Give back the full material, exactly as it reads.

SUPPLIED ENTRIES –
########

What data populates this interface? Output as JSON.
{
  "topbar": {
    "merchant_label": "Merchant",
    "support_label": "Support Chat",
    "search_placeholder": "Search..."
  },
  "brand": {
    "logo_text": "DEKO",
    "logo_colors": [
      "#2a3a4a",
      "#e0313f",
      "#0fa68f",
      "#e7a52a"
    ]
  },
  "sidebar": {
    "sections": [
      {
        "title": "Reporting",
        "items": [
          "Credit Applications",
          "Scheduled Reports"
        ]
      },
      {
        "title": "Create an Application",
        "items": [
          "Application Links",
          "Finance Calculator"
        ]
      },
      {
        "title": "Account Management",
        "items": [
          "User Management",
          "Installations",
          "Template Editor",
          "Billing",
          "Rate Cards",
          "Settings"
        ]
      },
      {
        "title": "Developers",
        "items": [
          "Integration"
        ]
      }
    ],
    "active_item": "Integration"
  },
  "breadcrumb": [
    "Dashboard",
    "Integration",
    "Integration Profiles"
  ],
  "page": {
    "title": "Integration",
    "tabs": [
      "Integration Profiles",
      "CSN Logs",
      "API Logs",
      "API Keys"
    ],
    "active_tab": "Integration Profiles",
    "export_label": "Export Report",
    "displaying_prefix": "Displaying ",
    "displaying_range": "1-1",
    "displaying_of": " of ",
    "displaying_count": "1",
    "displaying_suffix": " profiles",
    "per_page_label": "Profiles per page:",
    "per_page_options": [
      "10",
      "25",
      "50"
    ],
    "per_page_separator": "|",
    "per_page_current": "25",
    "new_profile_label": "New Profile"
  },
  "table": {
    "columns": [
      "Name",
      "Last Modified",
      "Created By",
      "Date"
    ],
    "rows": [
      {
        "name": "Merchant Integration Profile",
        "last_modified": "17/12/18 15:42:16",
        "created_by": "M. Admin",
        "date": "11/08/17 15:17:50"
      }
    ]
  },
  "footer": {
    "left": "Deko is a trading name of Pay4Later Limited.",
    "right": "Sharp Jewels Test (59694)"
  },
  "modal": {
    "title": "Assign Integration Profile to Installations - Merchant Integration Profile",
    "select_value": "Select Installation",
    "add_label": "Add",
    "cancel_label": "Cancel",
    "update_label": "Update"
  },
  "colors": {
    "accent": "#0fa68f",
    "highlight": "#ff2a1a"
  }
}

########

TASK ANSWER –
What data populates this interface? Output as JSON.
{
  "topbar": {
    "merchant_label": "Merchant",
    "support_label": "Support Chat",
    "search_placeholder": "Search..."
  },
  "brand": {
    "logo_text": "DEKO",
    "logo_colors": [
      "#2a3a4a",
      "#e0313f",
      "#0fa68f",
      "#e7a52a"
    ]
  },
  "sidebar": {
    "sections": [
      {
        "title": "Reporting",
        "items": [
          "Credit Applications",
          "Scheduled Reports"
        ]
      },
      {
        "title": "Create an Application",
        "items": [
          "Application Links",
          "Finance Calculator"
        ]
      },
      {
        "title": "Account Management",
        "items": [
          "User Management",
          "Installations",
          "Template Editor",
          "Billing",
          "Rate Cards",
          "Settings"
        ]
      },
      {
        "title": "Developers",
        "items": [
          "Integration"
        ]
      }
    ],
    "active_item": "Integration"
  },
  "breadcrumb": [
    "Dashboard",
    "Integration",
    "Integration Profiles"
  ],
  "page": {
    "title": "Integration",
    "tabs": [
      "Integration Profiles",
      "CSN Logs",
      "API Logs",
      "API Keys"
    ],
    "active_tab": "Integration Profiles",
    "export_label": "Export Report",
    "displaying_prefix": "Displaying ",
    "displaying_range": "1-1",
    "displaying_of": " of ",
    "displaying_count": "1",
    "displaying_suffix": " profiles",
    "per_page_label": "Profiles per page:",
    "per_page_options": [
      "10",
      "25",
      "50"
    ],
    "per_page_separator": "|",
    "per_page_current": "25",
    "new_profile_label": "New Profile"
  },
  "table": {
    "columns": [
      "Name",
      "Last Modified",
      "Created By",
      "Date"
    ],
    "rows": [
      {
        "name": "Merchant Integration Profile",
        "last_modified": "17/12/18 15:42:16",
        "created_by": "M. Admin",
        "date": "11/08/17 15:17:50"
      }
    ]
  },
  "footer": {
    "left": "Deko is a trading name of Pay4Later Limited.",
    "right": "Sharp Jewels Test (59694)"
  },
  "modal": {
    "title": "Assign Integration Profile to Installations - Merchant Integration Profile",
    "select_value": "Select Installation",
    "add_label": "Add",
    "cancel_label": "Cancel",
    "update_label": "Update"
  },
  "colors": {
    "accent": "#0fa68f",
    "highlight": "#ff2a1a"
  }
}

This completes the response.